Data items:
** Start **

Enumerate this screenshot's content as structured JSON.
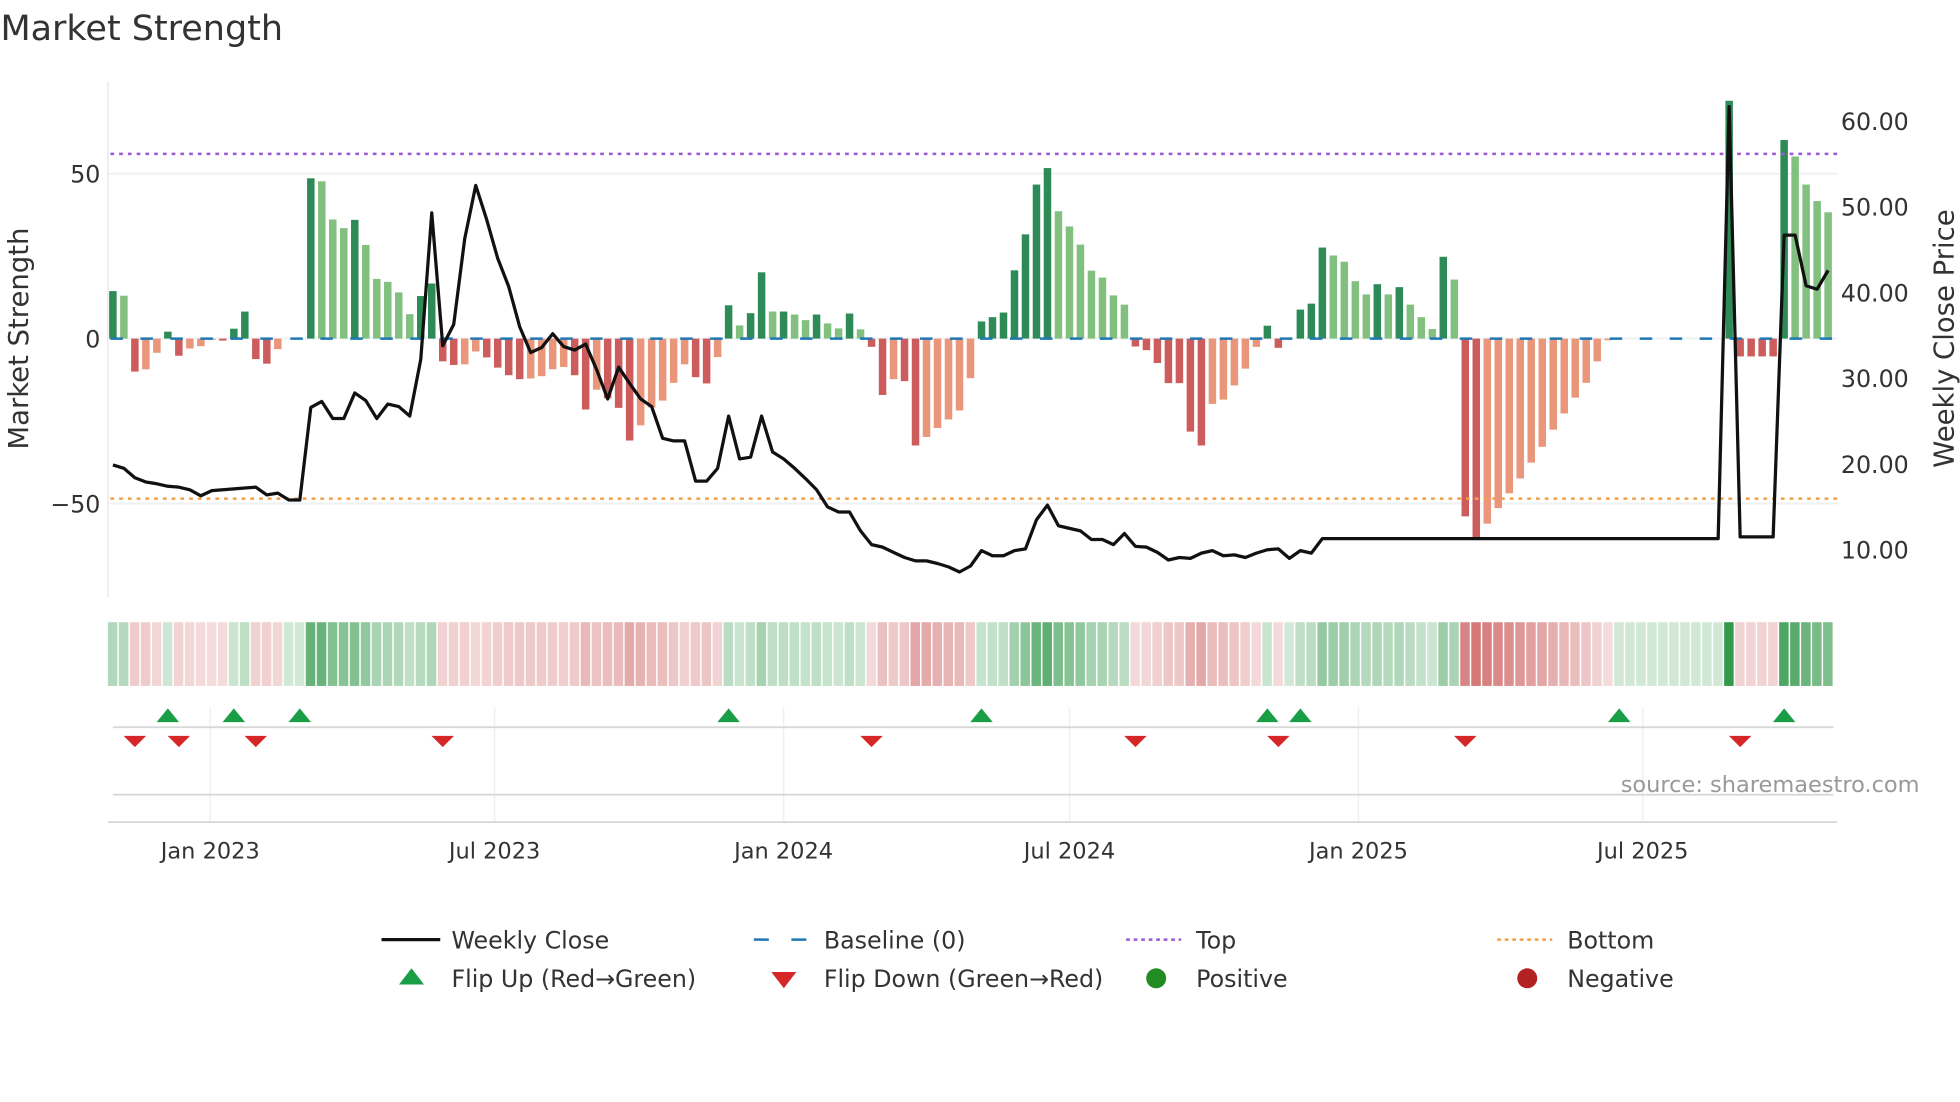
{
  "chart_data": {
    "type": "bar",
    "title": "Market Strength",
    "frequency": "weekly",
    "start_date": "2022-10-31",
    "y_left": {
      "label": "Market Strength",
      "lim": [
        -78,
        78
      ],
      "ticks": [
        {
          "v": 50,
          "label": "50"
        },
        {
          "v": 0,
          "label": "0"
        },
        {
          "v": -50,
          "label": "−50"
        }
      ]
    },
    "y_right": {
      "label": "Weekly Close Price",
      "lim": [
        4.5,
        64.7
      ],
      "ticks": [
        {
          "v": 60,
          "label": "60.00"
        },
        {
          "v": 50,
          "label": "50.00"
        },
        {
          "v": 40,
          "label": "40.00"
        },
        {
          "v": 30,
          "label": "30.00"
        },
        {
          "v": 20,
          "label": "20.00"
        },
        {
          "v": 10,
          "label": "10.00"
        }
      ]
    },
    "x_ticks": [
      {
        "date": "2023-01-01",
        "label": "Jan 2023"
      },
      {
        "date": "2023-07-01",
        "label": "Jul 2023"
      },
      {
        "date": "2024-01-01",
        "label": "Jan 2024"
      },
      {
        "date": "2024-07-01",
        "label": "Jul 2024"
      },
      {
        "date": "2025-01-01",
        "label": "Jan 2025"
      },
      {
        "date": "2025-07-01",
        "label": "Jul 2025"
      }
    ],
    "reference_lines": {
      "baseline": 0,
      "top": 56,
      "bottom": -48.5
    },
    "strength": [
      14.4,
      13,
      -10,
      -9.3,
      -4.3,
      2.1,
      -5.2,
      -3,
      -2.3,
      -0.3,
      -0.6,
      3,
      8.2,
      -6.2,
      -7.6,
      -3.2,
      0,
      0,
      48.6,
      47.7,
      36.1,
      33.5,
      36,
      28.4,
      18.1,
      17.2,
      14,
      7.4,
      12.9,
      16.7,
      -6.9,
      -8,
      -7.8,
      -3.9,
      -5.7,
      -8.8,
      -11.1,
      -12.3,
      -12.1,
      -11.4,
      -9.3,
      -8.6,
      -11.1,
      -21.5,
      -15.5,
      -18.1,
      -21,
      -30.9,
      -26.3,
      -20.9,
      -18.8,
      -13.4,
      -7.8,
      -11.7,
      -13.6,
      -5.6,
      10.1,
      4,
      7.7,
      20.1,
      8.2,
      8.2,
      7.3,
      5.6,
      7.3,
      4.6,
      3.1,
      7.6,
      2.8,
      -2.5,
      -17.1,
      -12.3,
      -12.9,
      -32.4,
      -29.8,
      -27.1,
      -24.5,
      -21.8,
      -12,
      5.2,
      6.5,
      7.9,
      20.7,
      31.6,
      46.7,
      51.7,
      38.6,
      34,
      28.5,
      20.6,
      18.5,
      13.1,
      10.3,
      -2.4,
      -3.5,
      -7.4,
      -13.5,
      -13.5,
      -28.2,
      -32.4,
      -19.8,
      -18.5,
      -14.2,
      -9.1,
      -2.5,
      3.9,
      -2.8,
      0,
      8.8,
      10.6,
      27.6,
      25.2,
      23.3,
      17.4,
      13.4,
      16.5,
      13.4,
      15.6,
      10.3,
      6.5,
      2.9,
      24.8,
      17.9,
      -53.9,
      -60.6,
      -56.1,
      -51.4,
      -46.9,
      -42.4,
      -37.6,
      -32.8,
      -27.6,
      -22.7,
      -17.9,
      -13.4,
      -6.9,
      -0.5,
      0,
      0,
      0,
      0,
      0,
      0,
      0,
      0,
      0,
      0,
      72.1,
      -5.4,
      -5.4,
      -5.4,
      -5.4,
      60.2,
      55.2,
      46.7,
      41.7,
      38.3
    ],
    "weekly_close": [
      19.9,
      19.5,
      18.4,
      17.9,
      17.7,
      17.4,
      17.3,
      17,
      16.3,
      16.9,
      17,
      17.1,
      17.2,
      17.3,
      16.4,
      16.6,
      15.8,
      15.8,
      26.6,
      27.3,
      25.3,
      25.3,
      28.3,
      27.4,
      25.3,
      27,
      26.7,
      25.6,
      32.2,
      49.3,
      33.8,
      36.3,
      46.3,
      52.5,
      48.5,
      44,
      40.7,
      36,
      33,
      33.6,
      35.2,
      33.7,
      33.3,
      34,
      31,
      27.6,
      31.3,
      29.4,
      27.6,
      26.7,
      23,
      22.7,
      22.7,
      18,
      18,
      19.5,
      25.6,
      20.6,
      20.8,
      25.6,
      21.4,
      20.6,
      19.5,
      18.3,
      17,
      15,
      14.4,
      14.4,
      12.2,
      10.6,
      10.3,
      9.7,
      9.1,
      8.7,
      8.7,
      8.4,
      8,
      7.4,
      8.1,
      9.9,
      9.3,
      9.3,
      9.9,
      10.1,
      13.5,
      15.2,
      12.8,
      12.5,
      12.2,
      11.2,
      11.2,
      10.6,
      11.9,
      10.4,
      10.3,
      9.7,
      8.8,
      9.1,
      9,
      9.6,
      9.9,
      9.3,
      9.4,
      9.1,
      9.6,
      10,
      10.1,
      9,
      9.9,
      9.6,
      11.3,
      11.3,
      11.3,
      11.3,
      11.3,
      11.3,
      11.3,
      11.3,
      11.3,
      11.3,
      11.3,
      11.3,
      11.3,
      11.3,
      11.3,
      11.3,
      11.3,
      11.3,
      11.3,
      11.3,
      11.3,
      11.3,
      11.3,
      11.3,
      11.3,
      11.3,
      11.3,
      11.3,
      11.3,
      11.3,
      11.3,
      11.3,
      11.3,
      11.3,
      11.3,
      11.3,
      11.3,
      61.7,
      11.5,
      11.5,
      11.5,
      11.5,
      46.7,
      46.7,
      40.8,
      40.4,
      42.6
    ],
    "flip_up_weeks": [
      5,
      11,
      17,
      56,
      79,
      105,
      108,
      137,
      152
    ],
    "flip_down_weeks": [
      2,
      6,
      13,
      30,
      69,
      93,
      106,
      123,
      148
    ],
    "legend": [
      {
        "label": "Weekly Close",
        "kind": "line"
      },
      {
        "label": "Baseline (0)",
        "kind": "dash"
      },
      {
        "label": "Top",
        "kind": "dot-top"
      },
      {
        "label": "Bottom",
        "kind": "dot-bottom"
      },
      {
        "label": "Flip Up (Red→Green)",
        "kind": "tri-up"
      },
      {
        "label": "Flip Down (Green→Red)",
        "kind": "tri-down"
      },
      {
        "label": "Positive",
        "kind": "circle-pos"
      },
      {
        "label": "Negative",
        "kind": "circle-neg"
      }
    ],
    "legend_placement": "bottom",
    "source": "source: sharemaestro.com",
    "colors": {
      "up_strong": "#2e8b57",
      "up_weak": "#82c07f",
      "down_strong": "#cd5c5c",
      "down_weak": "#e9967a",
      "baseline": "#1f77b4",
      "top": "#9b59d6",
      "bottom": "#f0a04b",
      "flip_up": "#1a9e45",
      "flip_down": "#d62728",
      "positive": "#228b22",
      "negative": "#b22222",
      "close": "#111111"
    }
  }
}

** End **

### THE REQUEST
Where a line of the data holds "Market", show that line.

### WORKED ANSWER
    "title": "Market Strength",
      "label": "Market Strength",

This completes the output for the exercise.